Print the rows from the line with "Patent image size: (1084, 1164)." to the line with "The second smart" exactly as they appear, with nothing else.

#### [Input]
%%

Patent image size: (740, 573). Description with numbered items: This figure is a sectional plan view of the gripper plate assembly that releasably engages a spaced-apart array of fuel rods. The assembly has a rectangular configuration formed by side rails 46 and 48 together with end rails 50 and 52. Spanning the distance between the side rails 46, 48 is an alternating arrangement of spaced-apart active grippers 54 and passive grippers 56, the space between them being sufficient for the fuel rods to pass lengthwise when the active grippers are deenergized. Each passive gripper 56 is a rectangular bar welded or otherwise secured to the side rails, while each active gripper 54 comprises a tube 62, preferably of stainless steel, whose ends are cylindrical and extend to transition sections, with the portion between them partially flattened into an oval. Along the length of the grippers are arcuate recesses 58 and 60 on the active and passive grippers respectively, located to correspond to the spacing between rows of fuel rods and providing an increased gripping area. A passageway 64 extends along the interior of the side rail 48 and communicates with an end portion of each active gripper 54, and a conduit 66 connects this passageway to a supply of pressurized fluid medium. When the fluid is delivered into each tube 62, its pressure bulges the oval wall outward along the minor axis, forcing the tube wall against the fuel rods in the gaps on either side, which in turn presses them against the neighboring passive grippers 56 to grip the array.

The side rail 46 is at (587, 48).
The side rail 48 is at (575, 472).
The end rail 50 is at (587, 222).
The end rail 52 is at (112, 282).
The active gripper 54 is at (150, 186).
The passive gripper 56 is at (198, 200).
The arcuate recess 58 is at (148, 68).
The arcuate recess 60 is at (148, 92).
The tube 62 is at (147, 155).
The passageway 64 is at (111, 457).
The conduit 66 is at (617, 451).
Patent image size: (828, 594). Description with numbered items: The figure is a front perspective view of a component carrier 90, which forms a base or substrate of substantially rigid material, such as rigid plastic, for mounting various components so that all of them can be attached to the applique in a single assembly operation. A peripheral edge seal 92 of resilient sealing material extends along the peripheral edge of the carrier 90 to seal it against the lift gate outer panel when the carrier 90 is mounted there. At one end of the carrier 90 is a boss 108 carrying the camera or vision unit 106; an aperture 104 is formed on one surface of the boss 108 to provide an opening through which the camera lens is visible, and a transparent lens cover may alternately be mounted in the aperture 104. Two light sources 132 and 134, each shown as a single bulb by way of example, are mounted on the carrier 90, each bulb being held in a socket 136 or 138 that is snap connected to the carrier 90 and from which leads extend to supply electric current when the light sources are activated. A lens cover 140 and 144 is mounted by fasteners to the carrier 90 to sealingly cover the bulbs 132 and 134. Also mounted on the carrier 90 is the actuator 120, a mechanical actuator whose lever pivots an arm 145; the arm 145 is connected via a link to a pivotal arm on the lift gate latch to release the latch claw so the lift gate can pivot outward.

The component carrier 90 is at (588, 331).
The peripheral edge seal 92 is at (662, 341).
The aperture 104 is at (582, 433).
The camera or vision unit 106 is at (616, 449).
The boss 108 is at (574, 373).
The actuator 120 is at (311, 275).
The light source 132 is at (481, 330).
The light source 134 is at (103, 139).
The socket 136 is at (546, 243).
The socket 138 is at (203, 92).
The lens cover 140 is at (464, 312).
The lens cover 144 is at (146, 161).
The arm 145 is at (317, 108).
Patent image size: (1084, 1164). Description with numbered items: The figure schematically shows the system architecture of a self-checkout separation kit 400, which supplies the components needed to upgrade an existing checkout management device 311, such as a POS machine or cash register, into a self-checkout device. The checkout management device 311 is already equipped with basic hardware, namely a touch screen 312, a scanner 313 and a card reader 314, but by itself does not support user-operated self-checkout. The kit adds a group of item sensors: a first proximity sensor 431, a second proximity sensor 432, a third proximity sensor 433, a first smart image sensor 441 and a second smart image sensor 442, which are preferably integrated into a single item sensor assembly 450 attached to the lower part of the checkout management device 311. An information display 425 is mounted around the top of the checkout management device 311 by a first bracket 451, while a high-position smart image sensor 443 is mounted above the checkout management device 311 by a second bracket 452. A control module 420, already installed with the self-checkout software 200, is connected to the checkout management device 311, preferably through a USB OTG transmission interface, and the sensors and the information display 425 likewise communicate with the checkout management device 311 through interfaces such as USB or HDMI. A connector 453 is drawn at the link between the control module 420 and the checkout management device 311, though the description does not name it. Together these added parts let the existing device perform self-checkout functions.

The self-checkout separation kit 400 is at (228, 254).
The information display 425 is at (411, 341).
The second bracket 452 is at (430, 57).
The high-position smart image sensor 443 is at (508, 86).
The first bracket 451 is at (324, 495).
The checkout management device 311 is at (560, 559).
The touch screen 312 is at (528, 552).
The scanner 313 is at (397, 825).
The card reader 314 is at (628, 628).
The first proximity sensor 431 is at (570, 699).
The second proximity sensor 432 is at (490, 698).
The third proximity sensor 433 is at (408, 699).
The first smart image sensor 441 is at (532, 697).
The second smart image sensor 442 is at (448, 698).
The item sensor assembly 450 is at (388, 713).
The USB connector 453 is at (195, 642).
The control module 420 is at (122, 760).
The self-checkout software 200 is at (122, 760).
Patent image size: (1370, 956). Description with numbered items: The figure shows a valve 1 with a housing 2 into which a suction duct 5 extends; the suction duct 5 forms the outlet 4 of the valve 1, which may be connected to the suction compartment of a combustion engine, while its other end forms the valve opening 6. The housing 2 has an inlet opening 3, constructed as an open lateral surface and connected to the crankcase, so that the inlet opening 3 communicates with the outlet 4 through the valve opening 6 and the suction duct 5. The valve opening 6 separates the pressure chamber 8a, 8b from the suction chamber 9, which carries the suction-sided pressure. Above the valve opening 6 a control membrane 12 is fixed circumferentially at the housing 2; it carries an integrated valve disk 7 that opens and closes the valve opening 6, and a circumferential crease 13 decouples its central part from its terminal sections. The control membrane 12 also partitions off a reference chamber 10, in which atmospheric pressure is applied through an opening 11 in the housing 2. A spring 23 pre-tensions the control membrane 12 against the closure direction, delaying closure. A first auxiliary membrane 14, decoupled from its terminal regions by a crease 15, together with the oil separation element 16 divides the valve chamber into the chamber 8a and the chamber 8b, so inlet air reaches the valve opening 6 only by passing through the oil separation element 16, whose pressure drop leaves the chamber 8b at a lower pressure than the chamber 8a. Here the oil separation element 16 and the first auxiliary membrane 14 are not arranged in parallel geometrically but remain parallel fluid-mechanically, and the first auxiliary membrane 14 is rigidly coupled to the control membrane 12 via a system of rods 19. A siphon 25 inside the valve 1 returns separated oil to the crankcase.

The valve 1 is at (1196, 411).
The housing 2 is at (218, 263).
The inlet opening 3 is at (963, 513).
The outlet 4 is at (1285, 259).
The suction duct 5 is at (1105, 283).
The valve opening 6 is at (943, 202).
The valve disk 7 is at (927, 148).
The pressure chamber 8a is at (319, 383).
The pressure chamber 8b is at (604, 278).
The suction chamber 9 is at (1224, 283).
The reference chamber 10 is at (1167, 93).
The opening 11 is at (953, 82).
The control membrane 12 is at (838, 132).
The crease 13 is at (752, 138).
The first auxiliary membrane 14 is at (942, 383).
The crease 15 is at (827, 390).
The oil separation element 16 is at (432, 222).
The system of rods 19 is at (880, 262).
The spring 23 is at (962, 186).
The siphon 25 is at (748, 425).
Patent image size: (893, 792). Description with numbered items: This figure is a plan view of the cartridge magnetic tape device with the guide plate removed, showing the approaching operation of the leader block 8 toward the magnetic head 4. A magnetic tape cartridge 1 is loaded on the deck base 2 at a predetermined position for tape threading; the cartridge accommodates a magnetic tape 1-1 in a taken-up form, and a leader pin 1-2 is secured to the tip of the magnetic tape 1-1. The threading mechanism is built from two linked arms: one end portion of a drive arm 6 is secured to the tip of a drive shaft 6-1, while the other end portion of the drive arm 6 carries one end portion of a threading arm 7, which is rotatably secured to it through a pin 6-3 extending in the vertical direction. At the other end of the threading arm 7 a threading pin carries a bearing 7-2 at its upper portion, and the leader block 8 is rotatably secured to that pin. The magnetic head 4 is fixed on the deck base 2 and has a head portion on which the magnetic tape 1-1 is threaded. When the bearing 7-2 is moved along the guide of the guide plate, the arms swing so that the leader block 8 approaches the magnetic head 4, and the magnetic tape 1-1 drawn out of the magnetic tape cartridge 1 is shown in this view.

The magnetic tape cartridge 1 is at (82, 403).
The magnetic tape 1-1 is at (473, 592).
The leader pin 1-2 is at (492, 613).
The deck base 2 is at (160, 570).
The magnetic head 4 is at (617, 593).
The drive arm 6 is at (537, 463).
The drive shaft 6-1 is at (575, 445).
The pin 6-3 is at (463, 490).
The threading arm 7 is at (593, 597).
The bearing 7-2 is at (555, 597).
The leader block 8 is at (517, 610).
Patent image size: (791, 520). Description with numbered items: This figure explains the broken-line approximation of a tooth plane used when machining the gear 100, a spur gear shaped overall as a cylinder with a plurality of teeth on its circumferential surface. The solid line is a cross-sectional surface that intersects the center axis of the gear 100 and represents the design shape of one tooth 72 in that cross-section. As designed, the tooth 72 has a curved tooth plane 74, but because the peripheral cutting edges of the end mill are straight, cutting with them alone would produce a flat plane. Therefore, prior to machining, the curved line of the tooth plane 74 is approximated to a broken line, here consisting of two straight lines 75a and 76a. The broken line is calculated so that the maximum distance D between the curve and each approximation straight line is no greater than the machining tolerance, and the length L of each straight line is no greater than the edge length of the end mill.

%%

#### [Completed task]
Patent image size: (1084, 1164). Description with numbered items: The figure schematically shows the system architecture of a self-checkout separation kit 400, which supplies the components needed to upgrade an existing checkout management device 311, such as a POS machine or cash register, into a self-checkout device. The checkout management device 311 is already equipped with basic hardware, namely a touch screen 312, a scanner 313 and a card reader 314, but by itself does not support user-operated self-checkout. The kit adds a group of item sensors: a first proximity sensor 431, a second proximity sensor 432, a third proximity sensor 433, a first smart image sensor 441 and a second smart image sensor 442, which are preferably integrated into a single item sensor assembly 450 attached to the lower part of the checkout management device 311. An information display 425 is mounted around the top of the checkout management device 311 by a first bracket 451, while a high-position smart image sensor 443 is mounted above the checkout management device 311 by a second bracket 452. A control module 420, already installed with the self-checkout software 200, is connected to the checkout management device 311, preferably through a USB OTG transmission interface, and the sensors and the information display 425 likewise communicate with the checkout management device 311 through interfaces such as USB or HDMI. A connector 453 is drawn at the link between the control module 420 and the checkout management device 311, though the description does not name it. Together these added parts let the existing device perform self-checkout functions.

The self-checkout separation kit 400 is at (228, 254).
The information display 425 is at (411, 341).
The second bracket 452 is at (430, 57).
The high-position smart image sensor 443 is at (508, 86).
The first bracket 451 is at (324, 495).
The checkout management device 311 is at (560, 559).
The touch screen 312 is at (528, 552).
The scanner 313 is at (397, 825).
The card reader 314 is at (628, 628).
The first proximity sensor 431 is at (570, 699).
The second proximity sensor 432 is at (490, 698).
The third proximity sensor 433 is at (408, 699).
The first smart image sensor 441 is at (532, 697).
The second smart image sensor 442 is at (448, 698).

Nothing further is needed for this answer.